Excerpted text:
Have We Reached a Financial Singularity?
Encouraging and supporting asset bubbles is essentially the only force remaining to keep the system intact as we know it.
The Singularity is based on the idea that machine intelligence will soon exceed human intelligence, and human history is unknowable beyond that point. This concept draws from a variety of sources, but for me the foundational idea comes from the physics of black holes, in which gravity concentrates the material of a collapsing star into a point of infinite gravitation, i.e. a singularity, that is surrounded by an event horizon that marks the line beyond which observers will inevitably be pulled to their destruction in the black hole. Observers cannot go back once they cross the event horizon, but they cannot see the inside of the black hole without going beyond the event horizon.

Available data:
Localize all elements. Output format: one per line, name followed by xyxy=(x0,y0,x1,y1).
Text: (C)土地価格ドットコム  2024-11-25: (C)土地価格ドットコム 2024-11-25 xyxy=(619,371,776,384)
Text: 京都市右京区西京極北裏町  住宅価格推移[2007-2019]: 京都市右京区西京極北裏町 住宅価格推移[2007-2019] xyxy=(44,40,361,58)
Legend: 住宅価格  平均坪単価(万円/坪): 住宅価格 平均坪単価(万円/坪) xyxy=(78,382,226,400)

Goals:
• 1. Reproduce the passage of the financial singularity essay from "Have We Reached" up to and including "we know it.".
• 2. In the financial singularity essay, list the first four words of each sentence in the paragraph that begins "The Singularity is based on the idea".
• 3. Continue the essay on a financial singularity from the point where it stops.

Expected results:
• 1.
Have We Reached a Financial Singularity?
Encouraging and supporting asset bubbles is essentially the only force remaining to keep the system intact as we know it.

• 2.
The Singularity is based
This concept draws from
Observers cannot go back

• 3.
In some respects, "The Singularity" has occurred in the financial markets, only humans are incapable of perceiving it except by inference.I will reiterate from the past my assertion based on direct and highly suggestive personal evidence that the major US, UK, and EZ equity markets are being "managed" offshore by the TBTE (too big to exist) banks' dark pools' pass-through entities in the Caribbean banking centers, levering up US Treasury and MBS (mortgage-backed securities) holdings to jam equity index with the assistance of NYSE-Euronext exchange-sponsored HFT (high fequency trading) at the price margin.
Were the discerning investing/speculating public to learn of the process, its objective, and successful outcome to date, I strongly suspect that most would approve, permitting the scheme to become institutionalized and expand to additional asset classes.
Within this context, then, in the event of another bear market or crash, I fully expect the central banks will overtly print to buy bank and insurer stocks, as well as equity index futures, perhaps not unlike the way POMOs are conduct with weekly announcements about purchases, run-offs, rollovers, and various portfolio-balancing actions. There is nothing in the Fed charter that would prohibit any of this.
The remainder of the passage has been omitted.